Please reproduce the listing from its start through the line with "sidebar-item-subtitle: SSD [84,304,109,318]", both ends included, copying each line unchanged.

"""

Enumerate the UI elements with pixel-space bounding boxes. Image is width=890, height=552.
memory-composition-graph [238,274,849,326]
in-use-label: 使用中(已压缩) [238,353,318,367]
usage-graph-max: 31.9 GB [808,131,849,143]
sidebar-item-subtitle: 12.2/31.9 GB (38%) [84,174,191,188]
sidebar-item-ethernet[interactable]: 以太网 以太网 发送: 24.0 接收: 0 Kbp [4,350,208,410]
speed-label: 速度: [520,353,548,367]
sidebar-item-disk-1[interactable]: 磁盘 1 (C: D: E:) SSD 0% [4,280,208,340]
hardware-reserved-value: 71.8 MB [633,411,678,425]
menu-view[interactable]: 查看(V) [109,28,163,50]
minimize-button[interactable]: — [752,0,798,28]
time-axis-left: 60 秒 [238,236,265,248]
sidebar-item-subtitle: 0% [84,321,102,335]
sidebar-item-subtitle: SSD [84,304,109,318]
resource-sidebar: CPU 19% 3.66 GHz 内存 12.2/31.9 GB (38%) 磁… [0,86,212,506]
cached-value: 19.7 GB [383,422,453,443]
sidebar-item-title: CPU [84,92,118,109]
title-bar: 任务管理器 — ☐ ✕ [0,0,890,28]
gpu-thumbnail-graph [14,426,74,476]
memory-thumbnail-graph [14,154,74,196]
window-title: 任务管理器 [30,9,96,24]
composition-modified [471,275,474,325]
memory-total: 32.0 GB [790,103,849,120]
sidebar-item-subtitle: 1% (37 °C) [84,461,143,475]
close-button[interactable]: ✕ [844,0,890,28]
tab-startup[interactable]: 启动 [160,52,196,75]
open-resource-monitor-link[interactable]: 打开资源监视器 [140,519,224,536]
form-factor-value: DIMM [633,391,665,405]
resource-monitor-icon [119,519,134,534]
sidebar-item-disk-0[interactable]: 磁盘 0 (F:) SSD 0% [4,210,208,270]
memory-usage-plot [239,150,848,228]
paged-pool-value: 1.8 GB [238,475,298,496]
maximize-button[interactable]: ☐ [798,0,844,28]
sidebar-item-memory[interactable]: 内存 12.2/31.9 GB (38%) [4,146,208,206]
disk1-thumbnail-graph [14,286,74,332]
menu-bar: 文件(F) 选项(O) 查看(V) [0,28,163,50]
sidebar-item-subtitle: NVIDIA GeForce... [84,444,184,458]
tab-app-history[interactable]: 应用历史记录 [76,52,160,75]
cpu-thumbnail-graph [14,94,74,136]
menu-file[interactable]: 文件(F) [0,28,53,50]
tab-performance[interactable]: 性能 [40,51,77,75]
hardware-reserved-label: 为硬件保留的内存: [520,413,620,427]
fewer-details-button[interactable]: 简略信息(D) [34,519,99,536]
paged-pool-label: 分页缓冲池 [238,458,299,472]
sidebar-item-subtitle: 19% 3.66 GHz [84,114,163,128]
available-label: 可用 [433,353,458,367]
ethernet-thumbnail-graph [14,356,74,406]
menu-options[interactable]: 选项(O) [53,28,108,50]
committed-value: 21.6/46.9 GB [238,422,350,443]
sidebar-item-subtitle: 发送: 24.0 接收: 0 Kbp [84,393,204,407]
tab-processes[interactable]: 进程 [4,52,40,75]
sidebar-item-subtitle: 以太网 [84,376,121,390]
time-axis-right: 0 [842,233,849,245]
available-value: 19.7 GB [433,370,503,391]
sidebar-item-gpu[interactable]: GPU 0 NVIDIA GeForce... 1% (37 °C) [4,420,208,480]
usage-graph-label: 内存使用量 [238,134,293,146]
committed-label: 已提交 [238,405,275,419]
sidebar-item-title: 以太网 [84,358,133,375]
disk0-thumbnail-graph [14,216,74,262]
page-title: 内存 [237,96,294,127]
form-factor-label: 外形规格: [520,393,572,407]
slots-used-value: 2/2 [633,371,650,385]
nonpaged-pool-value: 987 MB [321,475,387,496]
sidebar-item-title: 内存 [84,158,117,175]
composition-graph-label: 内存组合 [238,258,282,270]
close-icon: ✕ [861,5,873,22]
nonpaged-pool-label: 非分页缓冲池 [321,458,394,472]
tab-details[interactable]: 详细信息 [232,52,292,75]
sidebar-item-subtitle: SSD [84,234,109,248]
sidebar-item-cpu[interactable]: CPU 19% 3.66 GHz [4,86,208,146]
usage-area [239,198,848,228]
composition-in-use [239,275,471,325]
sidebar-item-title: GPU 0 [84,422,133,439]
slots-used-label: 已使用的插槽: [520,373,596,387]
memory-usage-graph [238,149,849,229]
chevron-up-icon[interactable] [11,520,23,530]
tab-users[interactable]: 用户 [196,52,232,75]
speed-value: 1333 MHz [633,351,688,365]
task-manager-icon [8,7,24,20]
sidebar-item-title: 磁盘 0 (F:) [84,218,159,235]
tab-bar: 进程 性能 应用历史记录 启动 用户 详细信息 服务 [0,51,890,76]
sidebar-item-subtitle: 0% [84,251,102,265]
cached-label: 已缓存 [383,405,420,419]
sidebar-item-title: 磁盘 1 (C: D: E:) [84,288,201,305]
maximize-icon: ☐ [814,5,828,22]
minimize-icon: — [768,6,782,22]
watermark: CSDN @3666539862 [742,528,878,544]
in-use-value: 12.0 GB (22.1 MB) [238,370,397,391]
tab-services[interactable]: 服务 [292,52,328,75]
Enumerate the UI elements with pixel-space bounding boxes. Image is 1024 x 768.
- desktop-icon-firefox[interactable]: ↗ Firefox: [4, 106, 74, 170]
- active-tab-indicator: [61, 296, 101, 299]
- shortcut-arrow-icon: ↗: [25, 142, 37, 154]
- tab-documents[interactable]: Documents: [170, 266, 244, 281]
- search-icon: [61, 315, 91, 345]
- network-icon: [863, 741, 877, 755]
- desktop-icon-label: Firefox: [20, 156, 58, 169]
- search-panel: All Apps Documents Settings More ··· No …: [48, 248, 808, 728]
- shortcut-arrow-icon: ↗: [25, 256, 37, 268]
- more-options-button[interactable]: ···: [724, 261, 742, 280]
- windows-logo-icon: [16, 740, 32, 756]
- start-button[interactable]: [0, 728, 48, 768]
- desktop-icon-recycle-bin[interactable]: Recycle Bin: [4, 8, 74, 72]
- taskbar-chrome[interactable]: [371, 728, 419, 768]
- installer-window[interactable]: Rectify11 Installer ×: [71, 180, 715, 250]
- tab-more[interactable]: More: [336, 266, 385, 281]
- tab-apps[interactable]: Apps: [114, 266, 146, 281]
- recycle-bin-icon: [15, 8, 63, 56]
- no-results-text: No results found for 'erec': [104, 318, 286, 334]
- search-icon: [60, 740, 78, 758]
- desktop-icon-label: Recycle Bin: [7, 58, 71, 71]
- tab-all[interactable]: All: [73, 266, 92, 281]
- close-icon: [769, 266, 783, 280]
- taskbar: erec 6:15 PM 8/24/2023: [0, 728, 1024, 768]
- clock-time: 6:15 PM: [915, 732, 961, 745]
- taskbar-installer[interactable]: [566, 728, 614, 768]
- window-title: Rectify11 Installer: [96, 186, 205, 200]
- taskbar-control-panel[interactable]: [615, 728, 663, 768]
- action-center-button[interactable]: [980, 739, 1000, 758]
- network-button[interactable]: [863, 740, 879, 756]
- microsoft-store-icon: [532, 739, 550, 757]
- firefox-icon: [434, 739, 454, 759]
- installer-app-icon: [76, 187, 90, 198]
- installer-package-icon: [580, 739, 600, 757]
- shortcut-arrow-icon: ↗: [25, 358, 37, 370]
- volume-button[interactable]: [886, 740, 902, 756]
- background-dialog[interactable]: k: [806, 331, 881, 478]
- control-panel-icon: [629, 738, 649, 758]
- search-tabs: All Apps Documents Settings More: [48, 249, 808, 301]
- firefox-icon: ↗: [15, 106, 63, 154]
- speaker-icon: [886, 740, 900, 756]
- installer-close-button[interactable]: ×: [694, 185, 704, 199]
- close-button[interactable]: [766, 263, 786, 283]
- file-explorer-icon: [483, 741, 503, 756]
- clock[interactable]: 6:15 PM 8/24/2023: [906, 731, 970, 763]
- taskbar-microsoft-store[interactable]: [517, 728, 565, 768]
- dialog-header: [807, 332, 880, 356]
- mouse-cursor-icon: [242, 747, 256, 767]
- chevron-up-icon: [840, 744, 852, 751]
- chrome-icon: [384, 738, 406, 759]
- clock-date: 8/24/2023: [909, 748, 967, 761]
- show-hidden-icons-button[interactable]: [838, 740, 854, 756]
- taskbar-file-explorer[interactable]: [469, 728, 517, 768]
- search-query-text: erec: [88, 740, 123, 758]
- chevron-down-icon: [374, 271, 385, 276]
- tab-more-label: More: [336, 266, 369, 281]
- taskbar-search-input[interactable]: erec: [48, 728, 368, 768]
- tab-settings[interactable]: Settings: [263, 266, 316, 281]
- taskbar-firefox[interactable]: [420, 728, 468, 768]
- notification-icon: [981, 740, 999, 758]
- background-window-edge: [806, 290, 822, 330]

"""

Worked solution
Enumerate the UI elements with pixel-space bounding boxes. Image is width=890, height=552.
memory-composition-graph [238,274,849,326]
in-use-label: 使用中(已压缩) [238,353,318,367]
usage-graph-max: 31.9 GB [808,131,849,143]
sidebar-item-subtitle: 12.2/31.9 GB (38%) [84,174,191,188]
sidebar-item-ethernet[interactable]: 以太网 以太网 发送: 24.0 接收: 0 Kbp [4,350,208,410]
speed-label: 速度: [520,353,548,367]
sidebar-item-disk-1[interactable]: 磁盘 1 (C: D: E:) SSD 0% [4,280,208,340]
hardware-reserved-value: 71.8 MB [633,411,678,425]
menu-view[interactable]: 查看(V) [109,28,163,50]
minimize-button[interactable]: — [752,0,798,28]
time-axis-left: 60 秒 [238,236,265,248]
sidebar-item-subtitle: 0% [84,321,102,335]
sidebar-item-subtitle: SSD [84,304,109,318]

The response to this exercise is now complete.